_EXERCISE AIM_
Please list every person the article below on Blair and Bush names by full name.
[DOCUMENT TEXT — start]
Saturday, 5 August 2006

Blair defies Bush on cells and gases

The Times
August 02, 2006

LOS ANGELES: Tony Blair broke ranks with George W.Bush on Monday to announce agreements with the state of California to cut greenhouse gases and promote stem cell research, in defiance of White House policy. The British Prime Minister met California Governor Arnold Schwarzenegger to lay the groundwork for a new transAtlantic carbon trading system designed to encourage companies to reduce emissions.

Frustration with the US President's refusal to cut carbon emissions has driven Britain to risk the wrath of the White House and do business with the states on climate change. The deal with California, to be signed after a summit in Los Angeles, came after Mr Blair publicly defied the White House and called for extra investment in stem cell research.

Downing Street hopes the two new agreements will end criticism that Mr Blair is slavishly loyal to Mr Bush. The Prime Minister's spokesman even abandoned the usual loyal language used about the White House when discussing the two agreements.

Asked if Britain risked antagonising Mr Bush, he said: "It is important we can work with people who are like-minded and have the same perspective on things." Privately, Mr Blair is furious Mr Bush has refused to act on climate change.

The White House not only withdrew from the Kyoto Protocol but also has since tried to cast doubt on the science of global warming, saying it has not been proved that climate change is a man-made phenomenon. It is refusing to limit emissions.

Stem cell research is another major policy difference in the "special relationship" between the two nations. Mr Bush has used his veto to block federal funding for stem cell research on embryos. But at a meeting with the biotechnology industry in San Francisco, Mr Blair said the research was vital to advance medical science.

During the meeting with some of the biggest players in the industry, Mr Blair lauded Britain's liberal regulations, which permit almost everything except embryo cloning. He said Britain was a haven for scientists frustrated with the restrictions in the US, and urged them to work in Britain.
[DOCUMENT TEXT — finish]
[DATA LISTING — start]
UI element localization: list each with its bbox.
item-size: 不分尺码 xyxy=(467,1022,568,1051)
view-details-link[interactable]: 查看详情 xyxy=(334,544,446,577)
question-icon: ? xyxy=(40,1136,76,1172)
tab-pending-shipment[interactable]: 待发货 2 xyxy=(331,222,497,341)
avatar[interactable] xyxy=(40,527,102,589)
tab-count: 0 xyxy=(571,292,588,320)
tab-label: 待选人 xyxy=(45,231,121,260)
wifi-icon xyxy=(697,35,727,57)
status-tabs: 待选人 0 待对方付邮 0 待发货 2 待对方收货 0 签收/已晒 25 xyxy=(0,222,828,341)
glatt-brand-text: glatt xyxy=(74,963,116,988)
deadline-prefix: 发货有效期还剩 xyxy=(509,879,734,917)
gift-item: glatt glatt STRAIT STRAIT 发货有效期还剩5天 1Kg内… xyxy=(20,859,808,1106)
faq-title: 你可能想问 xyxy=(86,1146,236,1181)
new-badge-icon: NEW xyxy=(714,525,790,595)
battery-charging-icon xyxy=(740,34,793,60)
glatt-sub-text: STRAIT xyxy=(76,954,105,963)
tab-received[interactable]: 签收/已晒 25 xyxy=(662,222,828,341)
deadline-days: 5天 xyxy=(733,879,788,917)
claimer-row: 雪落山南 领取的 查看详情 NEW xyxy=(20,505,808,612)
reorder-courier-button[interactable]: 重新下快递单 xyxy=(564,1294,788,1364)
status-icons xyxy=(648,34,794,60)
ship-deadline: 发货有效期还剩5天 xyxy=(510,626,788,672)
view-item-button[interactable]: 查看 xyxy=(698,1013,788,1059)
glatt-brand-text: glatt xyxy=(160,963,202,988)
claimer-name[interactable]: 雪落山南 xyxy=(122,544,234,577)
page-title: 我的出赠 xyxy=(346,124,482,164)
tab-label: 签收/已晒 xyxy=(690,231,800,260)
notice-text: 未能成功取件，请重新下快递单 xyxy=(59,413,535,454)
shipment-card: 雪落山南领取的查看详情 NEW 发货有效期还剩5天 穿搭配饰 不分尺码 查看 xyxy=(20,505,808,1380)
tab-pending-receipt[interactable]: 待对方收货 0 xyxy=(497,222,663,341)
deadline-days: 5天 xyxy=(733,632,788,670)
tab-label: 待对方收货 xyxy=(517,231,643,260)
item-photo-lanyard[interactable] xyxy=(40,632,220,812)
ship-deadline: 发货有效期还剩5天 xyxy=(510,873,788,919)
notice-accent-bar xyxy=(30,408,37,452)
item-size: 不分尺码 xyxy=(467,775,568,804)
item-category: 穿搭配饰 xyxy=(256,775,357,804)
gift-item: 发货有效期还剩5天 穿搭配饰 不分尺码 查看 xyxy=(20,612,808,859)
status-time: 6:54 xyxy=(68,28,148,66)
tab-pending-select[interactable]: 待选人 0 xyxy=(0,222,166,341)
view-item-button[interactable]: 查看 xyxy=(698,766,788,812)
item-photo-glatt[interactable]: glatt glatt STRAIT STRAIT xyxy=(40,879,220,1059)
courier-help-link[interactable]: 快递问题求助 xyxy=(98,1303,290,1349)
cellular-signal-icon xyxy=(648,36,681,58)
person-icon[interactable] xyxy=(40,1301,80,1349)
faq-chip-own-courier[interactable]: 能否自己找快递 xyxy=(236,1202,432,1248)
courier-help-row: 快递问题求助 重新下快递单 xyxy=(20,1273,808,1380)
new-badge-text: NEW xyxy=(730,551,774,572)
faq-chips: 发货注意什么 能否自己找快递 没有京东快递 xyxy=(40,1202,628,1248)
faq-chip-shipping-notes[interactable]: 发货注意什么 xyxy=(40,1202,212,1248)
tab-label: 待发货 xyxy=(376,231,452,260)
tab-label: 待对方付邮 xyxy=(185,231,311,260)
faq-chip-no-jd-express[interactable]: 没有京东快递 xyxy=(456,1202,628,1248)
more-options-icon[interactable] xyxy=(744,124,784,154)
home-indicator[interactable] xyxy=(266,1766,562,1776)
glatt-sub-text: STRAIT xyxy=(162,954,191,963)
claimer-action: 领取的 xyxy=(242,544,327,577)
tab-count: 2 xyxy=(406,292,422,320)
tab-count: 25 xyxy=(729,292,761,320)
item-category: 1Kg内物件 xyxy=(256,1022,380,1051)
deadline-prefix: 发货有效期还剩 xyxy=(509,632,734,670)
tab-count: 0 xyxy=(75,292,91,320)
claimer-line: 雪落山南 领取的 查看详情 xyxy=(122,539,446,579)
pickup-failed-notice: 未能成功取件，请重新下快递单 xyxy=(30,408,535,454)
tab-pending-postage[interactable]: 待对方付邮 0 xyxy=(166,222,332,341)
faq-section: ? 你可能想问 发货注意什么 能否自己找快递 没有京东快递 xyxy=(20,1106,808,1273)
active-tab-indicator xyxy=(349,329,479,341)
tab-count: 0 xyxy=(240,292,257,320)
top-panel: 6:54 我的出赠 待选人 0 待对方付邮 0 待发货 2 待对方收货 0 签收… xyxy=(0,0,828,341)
[DATA LISTING — finish]
_WRITTEN SOLUTION_
Tony Blair, George W. Bush, Arnold Schwarzenegger